(Dataset excerpt)
======
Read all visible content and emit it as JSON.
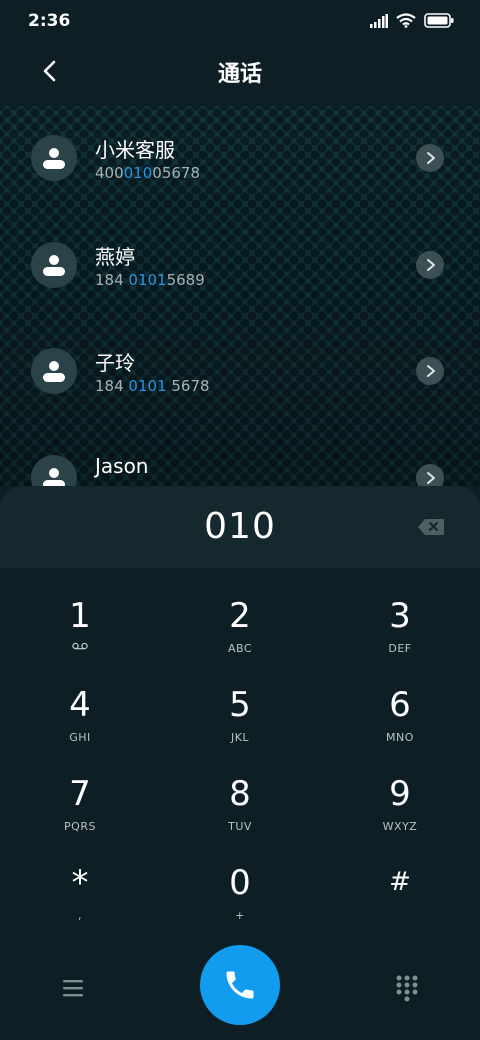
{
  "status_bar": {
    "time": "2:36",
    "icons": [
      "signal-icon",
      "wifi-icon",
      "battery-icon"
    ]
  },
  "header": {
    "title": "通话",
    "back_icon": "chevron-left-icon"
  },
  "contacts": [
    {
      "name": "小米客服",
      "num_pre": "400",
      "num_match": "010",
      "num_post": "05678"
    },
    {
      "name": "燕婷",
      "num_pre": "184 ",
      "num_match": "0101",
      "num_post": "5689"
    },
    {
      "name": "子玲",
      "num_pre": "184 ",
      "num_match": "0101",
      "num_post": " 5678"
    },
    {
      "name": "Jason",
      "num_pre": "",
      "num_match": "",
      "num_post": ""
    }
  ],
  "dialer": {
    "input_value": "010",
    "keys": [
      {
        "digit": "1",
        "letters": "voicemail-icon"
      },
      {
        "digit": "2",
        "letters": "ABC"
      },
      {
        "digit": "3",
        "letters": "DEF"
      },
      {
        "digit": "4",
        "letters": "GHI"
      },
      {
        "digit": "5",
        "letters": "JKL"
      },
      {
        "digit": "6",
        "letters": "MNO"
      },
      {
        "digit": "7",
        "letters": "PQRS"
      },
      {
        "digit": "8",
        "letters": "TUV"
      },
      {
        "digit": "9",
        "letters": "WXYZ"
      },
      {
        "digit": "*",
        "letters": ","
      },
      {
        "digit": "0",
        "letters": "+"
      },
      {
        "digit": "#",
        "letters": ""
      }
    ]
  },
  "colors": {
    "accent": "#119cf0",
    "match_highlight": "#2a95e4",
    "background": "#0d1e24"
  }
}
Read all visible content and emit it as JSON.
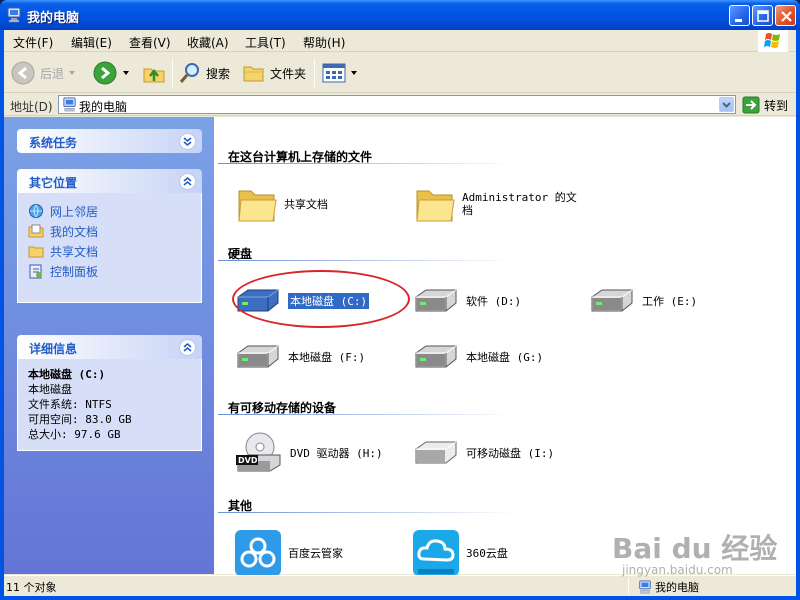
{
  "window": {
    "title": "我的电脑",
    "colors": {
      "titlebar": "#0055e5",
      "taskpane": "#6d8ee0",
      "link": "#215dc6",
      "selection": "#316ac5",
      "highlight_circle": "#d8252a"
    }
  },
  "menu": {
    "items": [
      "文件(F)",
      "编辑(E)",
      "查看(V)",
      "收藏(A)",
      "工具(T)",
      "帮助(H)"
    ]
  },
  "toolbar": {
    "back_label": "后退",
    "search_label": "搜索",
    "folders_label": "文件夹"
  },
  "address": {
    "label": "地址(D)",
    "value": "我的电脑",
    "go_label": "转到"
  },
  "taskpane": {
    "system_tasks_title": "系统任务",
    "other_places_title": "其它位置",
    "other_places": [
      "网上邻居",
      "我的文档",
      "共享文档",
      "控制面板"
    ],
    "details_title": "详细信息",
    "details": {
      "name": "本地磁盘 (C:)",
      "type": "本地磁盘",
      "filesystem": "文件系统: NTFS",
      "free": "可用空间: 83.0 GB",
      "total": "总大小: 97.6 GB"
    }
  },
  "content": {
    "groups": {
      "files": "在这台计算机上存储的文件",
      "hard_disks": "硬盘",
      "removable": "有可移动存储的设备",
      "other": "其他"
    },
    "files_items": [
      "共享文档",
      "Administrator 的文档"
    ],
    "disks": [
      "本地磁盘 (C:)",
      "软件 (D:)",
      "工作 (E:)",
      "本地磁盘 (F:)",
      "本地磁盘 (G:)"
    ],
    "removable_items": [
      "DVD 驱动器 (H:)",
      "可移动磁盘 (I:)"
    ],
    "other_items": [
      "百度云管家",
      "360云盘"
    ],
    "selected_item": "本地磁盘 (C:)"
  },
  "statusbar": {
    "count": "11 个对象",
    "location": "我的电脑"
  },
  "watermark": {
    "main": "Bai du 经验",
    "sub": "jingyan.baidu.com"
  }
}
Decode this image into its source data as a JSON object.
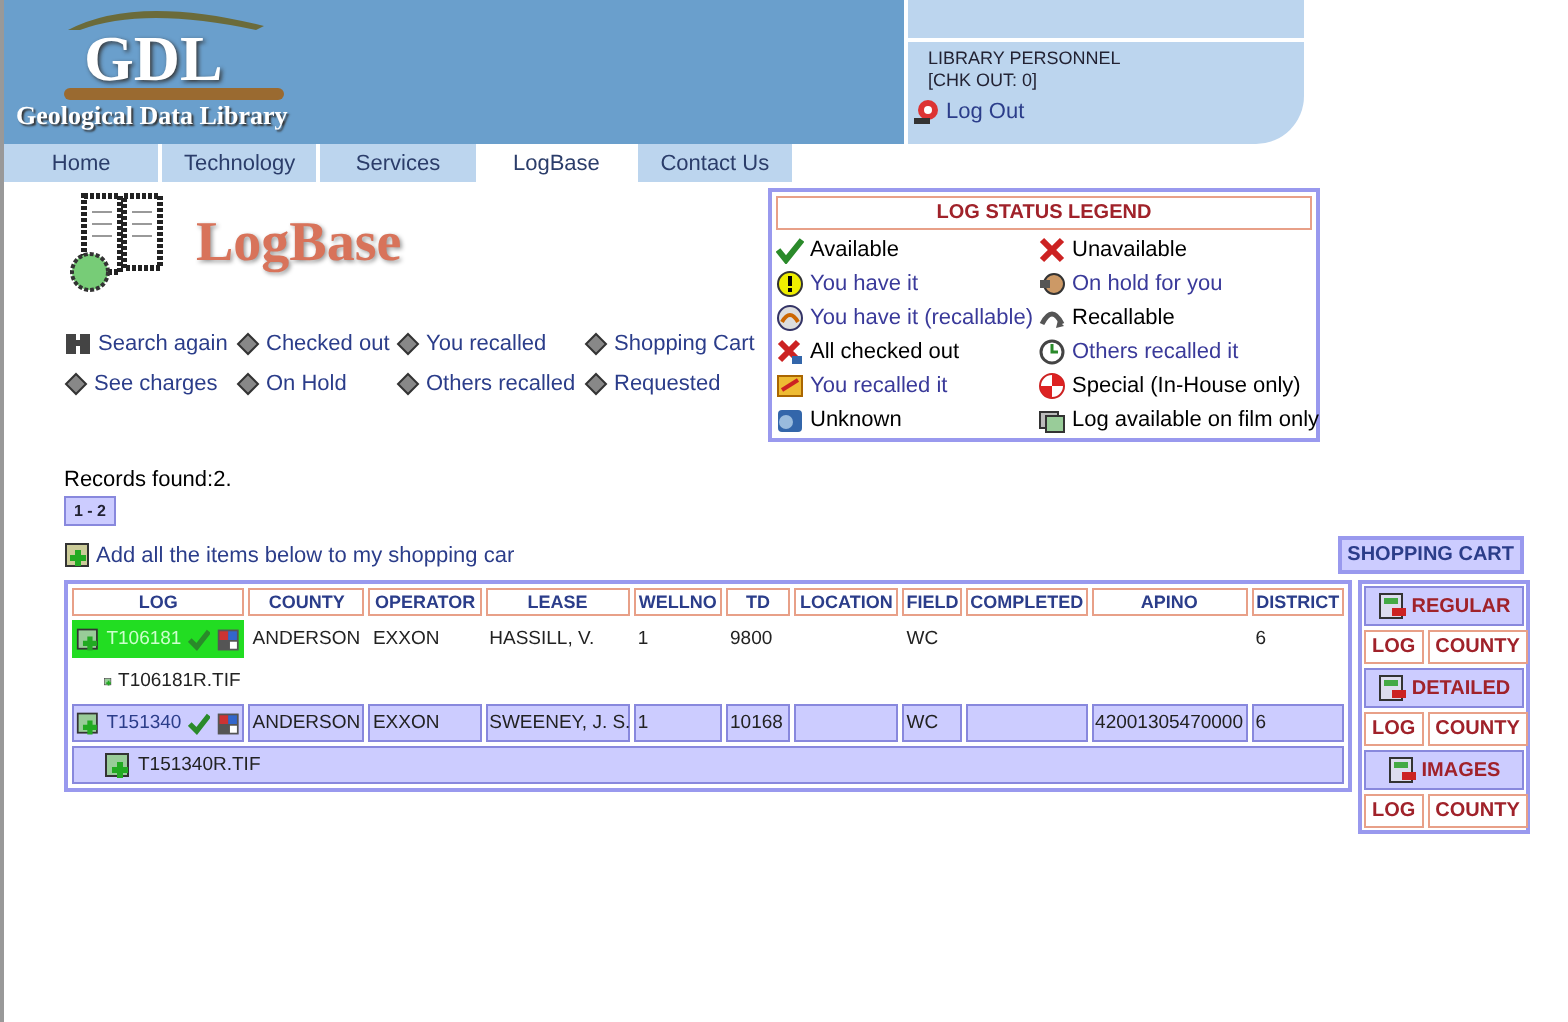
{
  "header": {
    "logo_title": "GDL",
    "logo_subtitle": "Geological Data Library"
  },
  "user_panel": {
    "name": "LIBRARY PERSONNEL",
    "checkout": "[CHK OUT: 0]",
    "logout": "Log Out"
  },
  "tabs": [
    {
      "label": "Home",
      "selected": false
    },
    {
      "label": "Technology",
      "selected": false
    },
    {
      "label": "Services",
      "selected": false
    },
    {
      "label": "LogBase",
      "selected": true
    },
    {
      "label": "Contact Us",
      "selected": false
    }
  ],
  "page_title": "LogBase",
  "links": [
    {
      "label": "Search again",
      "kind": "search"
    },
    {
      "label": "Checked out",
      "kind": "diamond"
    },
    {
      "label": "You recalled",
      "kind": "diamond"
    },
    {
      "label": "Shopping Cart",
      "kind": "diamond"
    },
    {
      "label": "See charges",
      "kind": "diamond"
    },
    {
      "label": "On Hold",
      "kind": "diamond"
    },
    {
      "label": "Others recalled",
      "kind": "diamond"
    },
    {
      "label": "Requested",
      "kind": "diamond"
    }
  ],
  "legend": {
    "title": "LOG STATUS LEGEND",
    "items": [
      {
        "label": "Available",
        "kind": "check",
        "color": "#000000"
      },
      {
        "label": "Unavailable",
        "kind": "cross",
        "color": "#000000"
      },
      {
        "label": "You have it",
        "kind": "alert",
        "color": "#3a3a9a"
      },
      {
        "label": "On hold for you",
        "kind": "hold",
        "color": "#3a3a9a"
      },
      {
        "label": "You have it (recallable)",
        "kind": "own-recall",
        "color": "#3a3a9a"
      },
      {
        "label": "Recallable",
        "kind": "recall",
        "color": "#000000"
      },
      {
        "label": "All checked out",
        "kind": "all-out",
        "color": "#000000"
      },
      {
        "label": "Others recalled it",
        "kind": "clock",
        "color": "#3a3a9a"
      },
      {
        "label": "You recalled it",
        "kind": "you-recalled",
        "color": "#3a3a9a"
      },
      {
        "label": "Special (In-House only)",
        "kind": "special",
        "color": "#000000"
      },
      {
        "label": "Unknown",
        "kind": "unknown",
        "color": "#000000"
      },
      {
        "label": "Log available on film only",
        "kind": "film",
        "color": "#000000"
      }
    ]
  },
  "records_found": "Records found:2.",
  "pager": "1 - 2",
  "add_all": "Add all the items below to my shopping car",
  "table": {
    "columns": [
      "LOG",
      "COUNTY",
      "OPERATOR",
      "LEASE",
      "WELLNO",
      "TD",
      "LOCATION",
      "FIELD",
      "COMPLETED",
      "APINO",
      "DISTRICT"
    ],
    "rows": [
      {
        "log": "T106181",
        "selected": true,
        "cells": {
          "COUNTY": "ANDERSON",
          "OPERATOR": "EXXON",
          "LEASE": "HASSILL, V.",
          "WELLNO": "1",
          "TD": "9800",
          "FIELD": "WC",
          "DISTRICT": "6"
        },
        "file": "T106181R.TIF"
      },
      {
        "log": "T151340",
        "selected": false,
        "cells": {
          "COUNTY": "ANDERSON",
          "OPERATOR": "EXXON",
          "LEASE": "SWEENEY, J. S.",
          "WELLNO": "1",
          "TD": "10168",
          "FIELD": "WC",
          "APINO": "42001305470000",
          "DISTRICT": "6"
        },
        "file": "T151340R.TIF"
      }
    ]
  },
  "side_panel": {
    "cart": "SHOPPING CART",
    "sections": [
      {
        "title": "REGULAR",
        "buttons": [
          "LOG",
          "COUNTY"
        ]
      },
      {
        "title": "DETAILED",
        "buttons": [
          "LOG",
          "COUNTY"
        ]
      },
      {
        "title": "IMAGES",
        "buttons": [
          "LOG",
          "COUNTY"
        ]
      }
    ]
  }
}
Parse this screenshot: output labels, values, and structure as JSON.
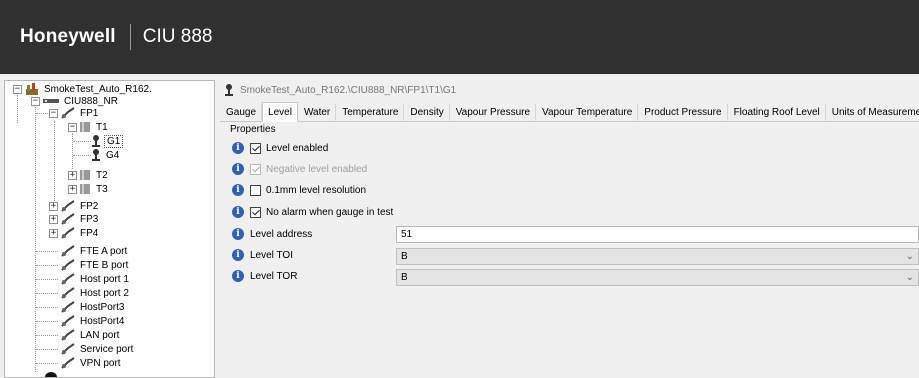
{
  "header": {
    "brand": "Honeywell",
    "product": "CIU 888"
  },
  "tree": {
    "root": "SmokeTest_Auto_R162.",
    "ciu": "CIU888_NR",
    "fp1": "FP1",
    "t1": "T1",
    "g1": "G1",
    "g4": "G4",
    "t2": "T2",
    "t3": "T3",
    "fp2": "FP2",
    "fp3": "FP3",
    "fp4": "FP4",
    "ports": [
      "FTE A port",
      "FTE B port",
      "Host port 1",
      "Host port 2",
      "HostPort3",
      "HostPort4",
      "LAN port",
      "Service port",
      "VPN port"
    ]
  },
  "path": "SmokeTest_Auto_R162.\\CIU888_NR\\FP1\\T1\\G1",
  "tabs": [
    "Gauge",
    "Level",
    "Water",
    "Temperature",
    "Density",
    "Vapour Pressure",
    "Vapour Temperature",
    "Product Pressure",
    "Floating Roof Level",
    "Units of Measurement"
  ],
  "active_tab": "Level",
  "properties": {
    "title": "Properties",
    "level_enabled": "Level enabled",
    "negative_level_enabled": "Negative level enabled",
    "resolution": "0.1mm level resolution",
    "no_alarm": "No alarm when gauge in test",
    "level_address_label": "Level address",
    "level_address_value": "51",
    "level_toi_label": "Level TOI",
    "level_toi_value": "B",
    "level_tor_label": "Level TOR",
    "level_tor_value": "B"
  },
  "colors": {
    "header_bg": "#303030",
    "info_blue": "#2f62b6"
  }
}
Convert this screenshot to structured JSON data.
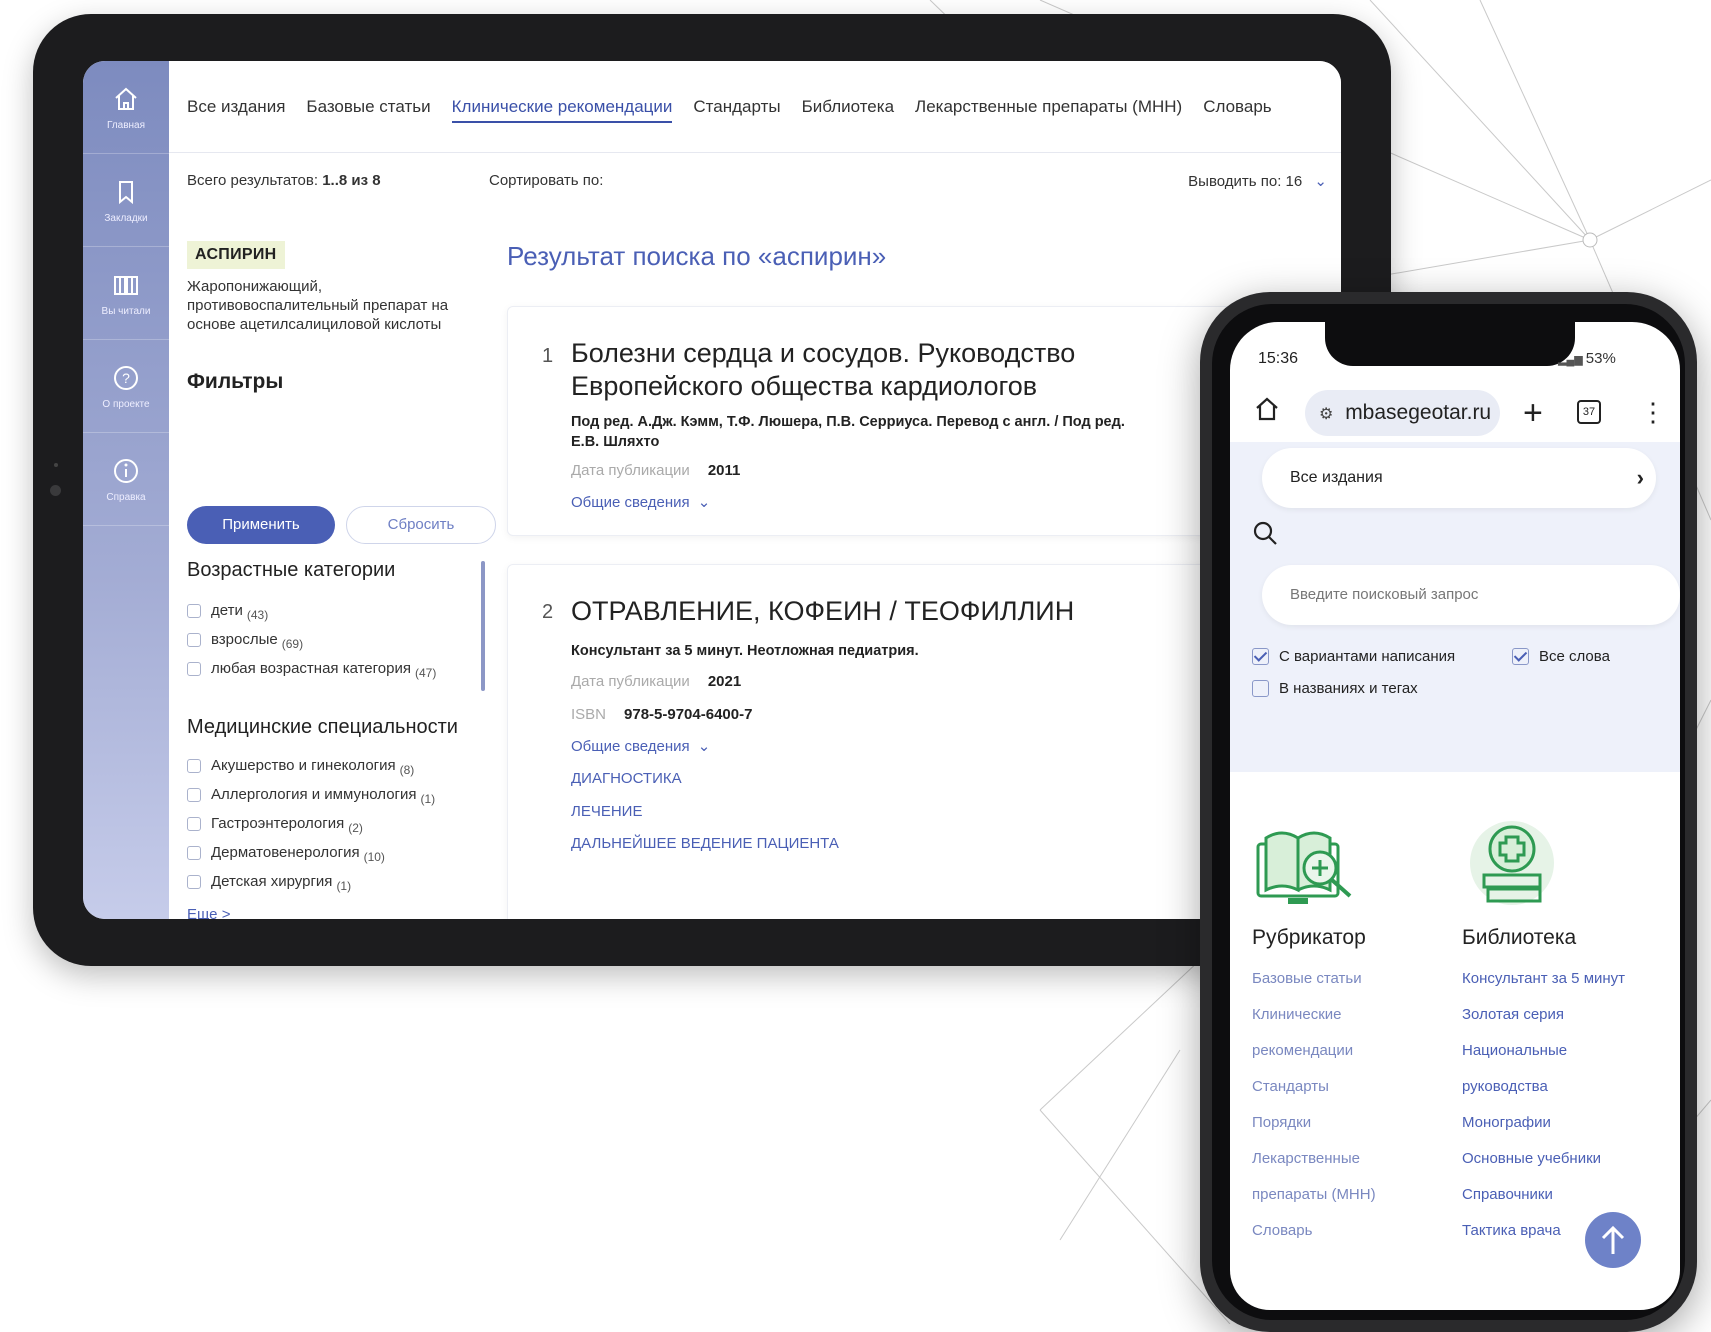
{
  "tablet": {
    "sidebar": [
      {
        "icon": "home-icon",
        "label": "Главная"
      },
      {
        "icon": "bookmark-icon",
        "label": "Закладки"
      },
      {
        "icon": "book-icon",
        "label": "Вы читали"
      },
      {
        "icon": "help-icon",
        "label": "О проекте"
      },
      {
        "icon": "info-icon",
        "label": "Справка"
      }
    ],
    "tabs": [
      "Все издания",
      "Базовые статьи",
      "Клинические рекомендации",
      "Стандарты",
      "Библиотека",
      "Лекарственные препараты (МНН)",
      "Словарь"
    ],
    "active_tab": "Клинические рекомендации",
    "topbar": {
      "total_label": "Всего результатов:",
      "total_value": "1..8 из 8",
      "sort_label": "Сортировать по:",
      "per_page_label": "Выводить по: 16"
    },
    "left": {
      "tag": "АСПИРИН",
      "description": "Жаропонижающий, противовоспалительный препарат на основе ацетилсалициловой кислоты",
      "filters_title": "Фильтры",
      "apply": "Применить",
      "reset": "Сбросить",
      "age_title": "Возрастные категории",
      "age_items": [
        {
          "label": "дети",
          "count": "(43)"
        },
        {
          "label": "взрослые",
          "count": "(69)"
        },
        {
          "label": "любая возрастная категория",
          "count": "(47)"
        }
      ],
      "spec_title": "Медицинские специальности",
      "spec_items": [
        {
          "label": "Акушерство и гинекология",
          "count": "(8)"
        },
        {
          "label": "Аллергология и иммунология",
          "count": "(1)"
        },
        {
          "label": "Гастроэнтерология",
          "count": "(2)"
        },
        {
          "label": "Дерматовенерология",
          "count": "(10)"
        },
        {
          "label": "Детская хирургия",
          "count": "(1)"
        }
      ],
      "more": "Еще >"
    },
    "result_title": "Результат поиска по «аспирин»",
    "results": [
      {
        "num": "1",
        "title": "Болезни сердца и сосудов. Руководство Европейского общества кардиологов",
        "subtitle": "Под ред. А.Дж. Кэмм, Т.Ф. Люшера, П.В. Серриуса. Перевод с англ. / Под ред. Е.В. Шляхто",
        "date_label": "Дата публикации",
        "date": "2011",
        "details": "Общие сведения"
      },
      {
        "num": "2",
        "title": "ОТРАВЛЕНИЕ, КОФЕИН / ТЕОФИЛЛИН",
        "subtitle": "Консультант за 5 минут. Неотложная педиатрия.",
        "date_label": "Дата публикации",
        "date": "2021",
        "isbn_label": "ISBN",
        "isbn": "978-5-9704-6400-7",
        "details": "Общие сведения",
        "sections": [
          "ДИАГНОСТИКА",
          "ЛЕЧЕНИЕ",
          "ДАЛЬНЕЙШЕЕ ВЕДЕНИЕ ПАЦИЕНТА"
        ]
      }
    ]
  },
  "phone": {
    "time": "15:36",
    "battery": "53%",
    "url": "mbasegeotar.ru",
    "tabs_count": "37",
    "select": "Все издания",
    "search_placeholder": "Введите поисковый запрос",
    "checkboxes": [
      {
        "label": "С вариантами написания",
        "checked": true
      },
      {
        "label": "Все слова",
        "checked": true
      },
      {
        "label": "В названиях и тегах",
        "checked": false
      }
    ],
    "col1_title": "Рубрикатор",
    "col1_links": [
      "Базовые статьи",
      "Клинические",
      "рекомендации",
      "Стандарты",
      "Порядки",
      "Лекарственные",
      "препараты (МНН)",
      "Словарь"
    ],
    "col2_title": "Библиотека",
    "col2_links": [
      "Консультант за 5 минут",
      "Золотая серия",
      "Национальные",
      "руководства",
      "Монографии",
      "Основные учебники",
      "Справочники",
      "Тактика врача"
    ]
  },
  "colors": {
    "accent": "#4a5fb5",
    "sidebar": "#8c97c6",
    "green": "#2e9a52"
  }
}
======
:: YOUR GOAL ::
Copy every line from the records above that contains the word "Консультант".

:: ANSWER TO THIS EXERCISE ::
        "subtitle": "Консультант за 5 минут. Неотложная педиатрия.",
      "Консультант за 5 минут",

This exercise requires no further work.